**Directions:**
Only the number is wanted: tally the lines below that contain the word "平台板踢脚长".
# start of Stored rows
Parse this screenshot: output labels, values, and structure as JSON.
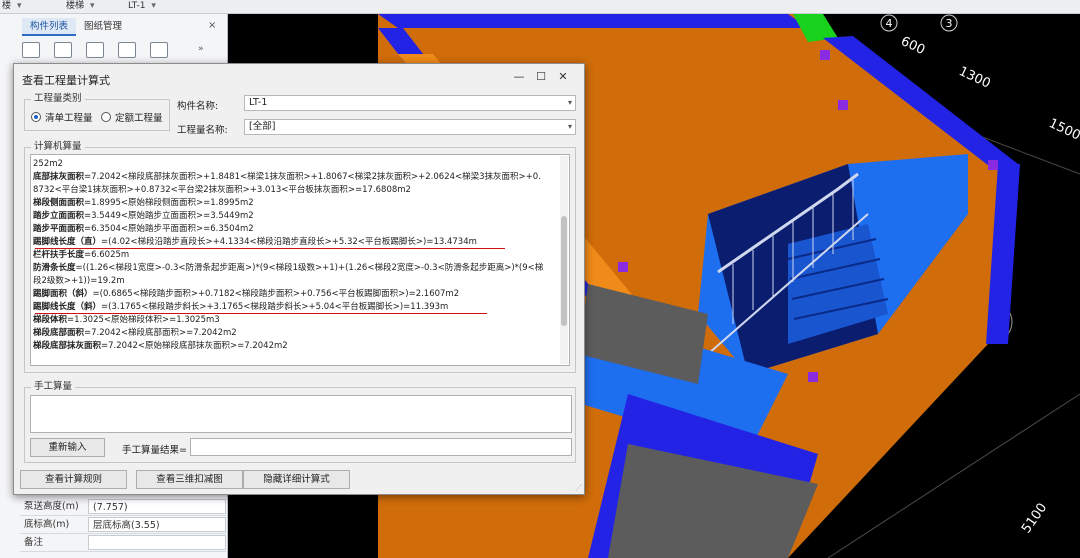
{
  "topbar": {
    "dropdowns": [
      "楼",
      "楼梯",
      "LT-1"
    ]
  },
  "left_panel": {
    "tabs": [
      {
        "label": "构件列表",
        "active": true
      },
      {
        "label": "图纸管理",
        "active": false
      }
    ],
    "close": "×",
    "expand": "»",
    "properties": [
      {
        "key": "泵送高度(m)",
        "value": "(7.757)"
      },
      {
        "key": "底标高(m)",
        "value": "层底标高(3.55)"
      },
      {
        "key": "备注",
        "value": ""
      }
    ]
  },
  "viewport": {
    "axis_labels": [
      "4",
      "3"
    ],
    "dimensions": [
      "600",
      "1300",
      "1500",
      "5100"
    ],
    "colors": {
      "background": "#000000",
      "wall": "#2323e6",
      "slab": "#1e6ef0",
      "side": "#d06c0a",
      "rim": "#f08a18",
      "green_marker": "#19d21e",
      "purple_marker": "#8a2be2"
    }
  },
  "dialog": {
    "title": "查看工程量计算式",
    "window_buttons": {
      "minimize": "—",
      "maximize": "☐",
      "close": "✕"
    },
    "quantity_category": {
      "label": "工程量类别",
      "options": [
        {
          "label": "清单工程量",
          "selected": true
        },
        {
          "label": "定额工程量",
          "selected": false
        }
      ]
    },
    "component_name": {
      "label": "构件名称:",
      "value": "LT-1"
    },
    "quantity_name": {
      "label": "工程量名称:",
      "value": "[全部]"
    },
    "calc_section_label": "计算机算量",
    "calc_lines": [
      {
        "label": "",
        "text": "252m2"
      },
      {
        "label": "底部抹灰面积",
        "text": "=7.2042<梯段底部抹灰面积>+1.8481<梯梁1抹灰面积>+1.8067<梯梁2抹灰面积>+2.0624<梯梁3抹灰面积>+0."
      },
      {
        "label": "",
        "text": "8732<平台梁1抹灰面积>+0.8732<平台梁2抹灰面积>+3.013<平台板抹灰面积>=17.6808m2"
      },
      {
        "label": "梯段侧面面积",
        "text": "=1.8995<原始梯段侧面面积>=1.8995m2"
      },
      {
        "label": "踏步立面面积",
        "text": "=3.5449<原始踏步立面面积>=3.5449m2"
      },
      {
        "label": "踏步平面面积",
        "text": "=6.3504<原始踏步平面面积>=6.3504m2"
      },
      {
        "label": "踢脚线长度（直）",
        "text": "=(4.02<梯段沿踏步直段长>+4.1334<梯段沿踏步直段长>+5.32<平台板踢脚长>)=13.4734m"
      },
      {
        "label": "栏杆扶手长度",
        "text": "=6.6025m"
      },
      {
        "label": "防滑条长度",
        "text": "=((1.26<梯段1宽度>-0.3<防滑条起步距离>)*(9<梯段1级数>+1)+(1.26<梯段2宽度>-0.3<防滑条起步距离>)*(9<梯"
      },
      {
        "label": "",
        "text": "段2级数>+1))=19.2m"
      },
      {
        "label": "踢脚面积（斜）",
        "text": "=(0.6865<梯段踏步面积>+0.7182<梯段踏步面积>+0.756<平台板踢脚面积>)=2.1607m2"
      },
      {
        "label": "踢脚线长度（斜）",
        "text": "=(3.1765<梯段踏步斜长>+3.1765<梯段踏步斜长>+5.04<平台板踢脚长>)=11.393m"
      },
      {
        "label": "梯段体积",
        "text": "=1.3025<原始梯段体积>=1.3025m3"
      },
      {
        "label": "梯段底部面积",
        "text": "=7.2042<梯段底部面积>=7.2042m2"
      },
      {
        "label": "梯段底部抹灰面积",
        "text": "=7.2042<原始梯段底部抹灰面积>=7.2042m2"
      }
    ],
    "manual_section_label": "手工算量",
    "reenter_button": "重新输入",
    "manual_result_label": "手工算量结果=",
    "buttons": {
      "view_rules": "查看计算规则",
      "view_3d": "查看三维扣减图",
      "hide_details": "隐藏详细计算式"
    }
  }
}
# end of Stored rows
**Final result:**
2